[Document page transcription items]
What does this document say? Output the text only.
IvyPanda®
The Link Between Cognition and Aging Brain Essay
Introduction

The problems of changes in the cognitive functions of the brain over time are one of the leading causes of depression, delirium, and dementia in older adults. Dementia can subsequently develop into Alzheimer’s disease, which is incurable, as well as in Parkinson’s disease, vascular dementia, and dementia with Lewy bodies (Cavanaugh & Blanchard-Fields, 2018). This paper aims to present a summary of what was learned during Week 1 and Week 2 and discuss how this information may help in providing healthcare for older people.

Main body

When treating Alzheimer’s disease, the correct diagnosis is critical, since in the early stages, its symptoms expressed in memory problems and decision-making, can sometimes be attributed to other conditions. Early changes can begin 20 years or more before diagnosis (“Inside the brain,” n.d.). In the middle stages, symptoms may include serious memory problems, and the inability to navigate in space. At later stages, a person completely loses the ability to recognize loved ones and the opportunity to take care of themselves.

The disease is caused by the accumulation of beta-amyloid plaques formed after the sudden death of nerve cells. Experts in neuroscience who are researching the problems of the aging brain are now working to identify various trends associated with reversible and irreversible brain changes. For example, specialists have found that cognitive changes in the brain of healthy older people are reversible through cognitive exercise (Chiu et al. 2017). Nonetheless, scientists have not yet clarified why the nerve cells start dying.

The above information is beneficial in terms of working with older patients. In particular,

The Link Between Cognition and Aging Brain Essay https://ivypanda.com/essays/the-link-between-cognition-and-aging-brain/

--

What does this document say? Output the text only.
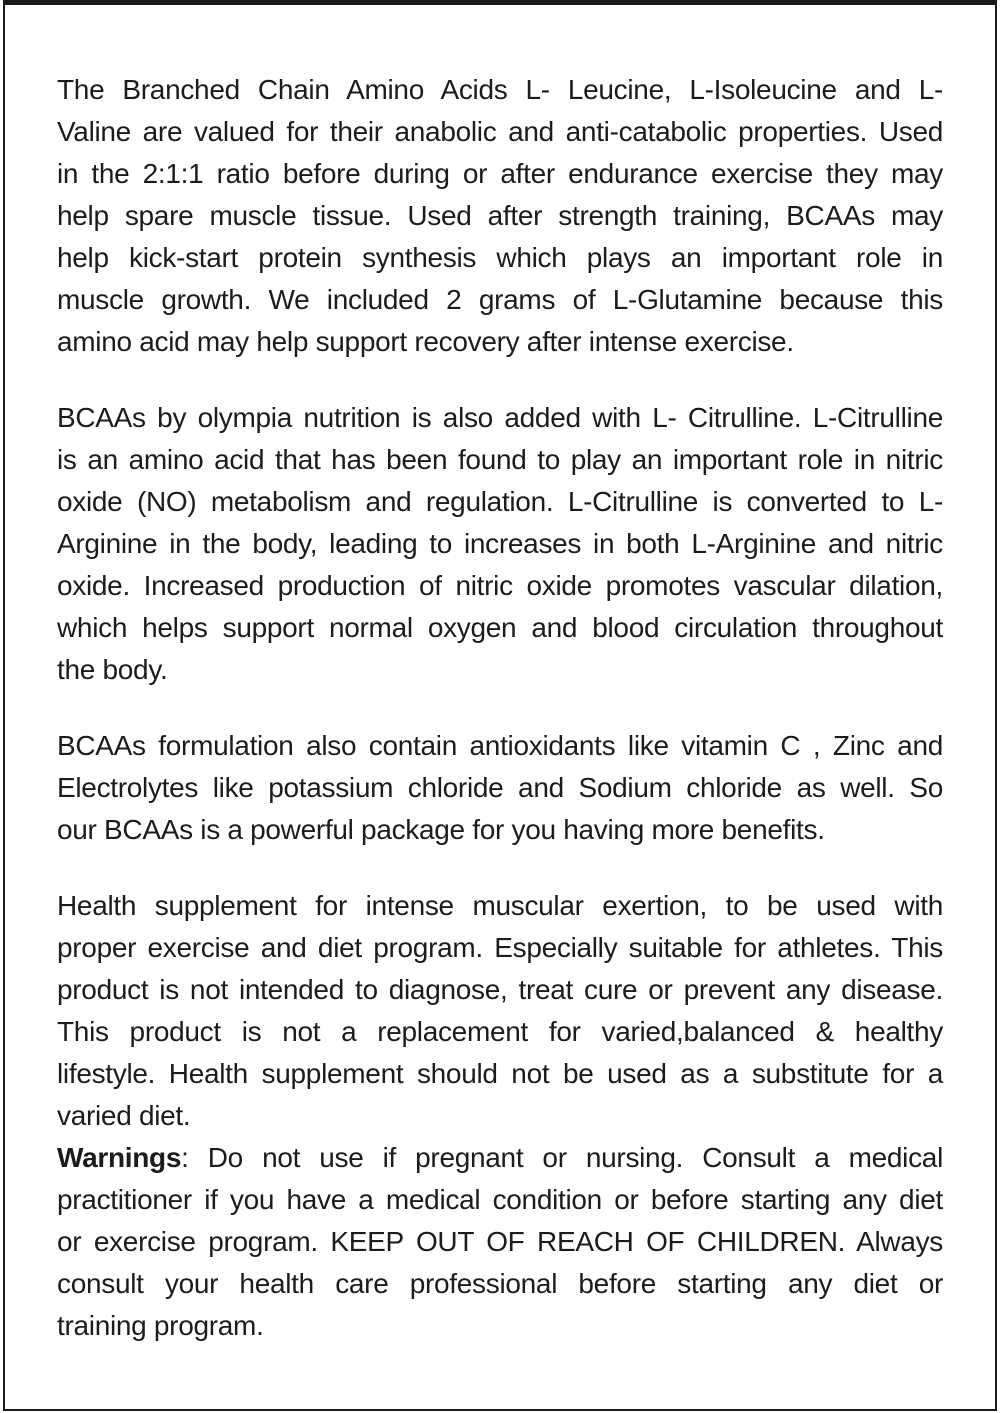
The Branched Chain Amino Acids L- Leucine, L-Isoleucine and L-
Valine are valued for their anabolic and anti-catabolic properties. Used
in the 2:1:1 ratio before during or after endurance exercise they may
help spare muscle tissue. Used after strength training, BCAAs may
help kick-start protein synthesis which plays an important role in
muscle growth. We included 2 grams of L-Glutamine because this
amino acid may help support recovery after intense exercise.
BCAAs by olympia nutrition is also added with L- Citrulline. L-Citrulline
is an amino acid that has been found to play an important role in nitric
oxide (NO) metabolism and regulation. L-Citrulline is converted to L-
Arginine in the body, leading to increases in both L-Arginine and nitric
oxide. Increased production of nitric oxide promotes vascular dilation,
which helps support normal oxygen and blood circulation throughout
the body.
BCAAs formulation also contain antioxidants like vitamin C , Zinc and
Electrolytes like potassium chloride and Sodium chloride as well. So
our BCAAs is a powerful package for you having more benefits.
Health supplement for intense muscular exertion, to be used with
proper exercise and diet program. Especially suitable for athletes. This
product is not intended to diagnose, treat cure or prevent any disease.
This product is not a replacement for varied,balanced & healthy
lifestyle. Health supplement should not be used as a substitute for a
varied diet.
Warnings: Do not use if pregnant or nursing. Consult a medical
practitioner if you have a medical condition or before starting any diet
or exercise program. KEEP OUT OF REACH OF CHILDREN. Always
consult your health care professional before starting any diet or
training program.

* * *

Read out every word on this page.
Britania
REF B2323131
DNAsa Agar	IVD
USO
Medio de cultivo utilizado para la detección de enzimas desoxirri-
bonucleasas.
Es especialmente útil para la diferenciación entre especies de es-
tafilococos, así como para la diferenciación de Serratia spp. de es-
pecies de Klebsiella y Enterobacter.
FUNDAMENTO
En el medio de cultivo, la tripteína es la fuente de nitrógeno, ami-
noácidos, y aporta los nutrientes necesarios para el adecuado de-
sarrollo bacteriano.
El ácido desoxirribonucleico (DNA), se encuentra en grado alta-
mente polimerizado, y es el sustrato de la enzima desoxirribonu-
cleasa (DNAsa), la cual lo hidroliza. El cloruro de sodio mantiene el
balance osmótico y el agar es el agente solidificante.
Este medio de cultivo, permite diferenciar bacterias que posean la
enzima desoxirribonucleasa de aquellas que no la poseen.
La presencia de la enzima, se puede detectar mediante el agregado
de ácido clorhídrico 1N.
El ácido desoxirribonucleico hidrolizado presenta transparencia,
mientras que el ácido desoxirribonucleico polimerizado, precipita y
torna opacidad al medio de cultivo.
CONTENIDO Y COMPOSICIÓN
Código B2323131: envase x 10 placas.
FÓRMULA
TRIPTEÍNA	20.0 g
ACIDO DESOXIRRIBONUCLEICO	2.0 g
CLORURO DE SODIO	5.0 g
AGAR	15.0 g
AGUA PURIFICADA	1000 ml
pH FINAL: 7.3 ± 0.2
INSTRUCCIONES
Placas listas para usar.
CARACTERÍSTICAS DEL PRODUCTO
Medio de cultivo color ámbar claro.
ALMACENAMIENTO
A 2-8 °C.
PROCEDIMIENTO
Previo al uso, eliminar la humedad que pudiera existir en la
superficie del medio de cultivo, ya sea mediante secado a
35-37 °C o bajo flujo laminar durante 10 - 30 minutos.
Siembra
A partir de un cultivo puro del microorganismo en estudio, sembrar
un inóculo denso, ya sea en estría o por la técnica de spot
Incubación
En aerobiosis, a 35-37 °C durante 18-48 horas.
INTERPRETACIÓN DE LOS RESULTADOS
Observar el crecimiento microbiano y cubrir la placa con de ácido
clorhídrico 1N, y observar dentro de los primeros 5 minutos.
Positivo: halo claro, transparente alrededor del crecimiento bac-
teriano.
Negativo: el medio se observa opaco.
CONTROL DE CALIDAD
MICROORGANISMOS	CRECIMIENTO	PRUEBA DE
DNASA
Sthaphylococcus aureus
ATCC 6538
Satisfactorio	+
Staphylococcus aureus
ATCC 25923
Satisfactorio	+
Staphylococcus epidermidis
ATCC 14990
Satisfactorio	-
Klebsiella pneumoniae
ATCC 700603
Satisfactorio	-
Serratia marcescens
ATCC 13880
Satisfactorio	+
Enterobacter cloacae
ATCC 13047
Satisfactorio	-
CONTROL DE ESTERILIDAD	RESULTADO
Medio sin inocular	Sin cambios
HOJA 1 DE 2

EXERCISE DIRECTIONS: Your task is to gather all lines from the entries above that hold the word "Between".

WRITTEN RESPONSE:
The Link Between Cognition and Aging Brain Essay
The Link Between Cognition and Aging Brain Essay https://ivypanda.com/essays/the-link-between-cognition-and-aging-brain/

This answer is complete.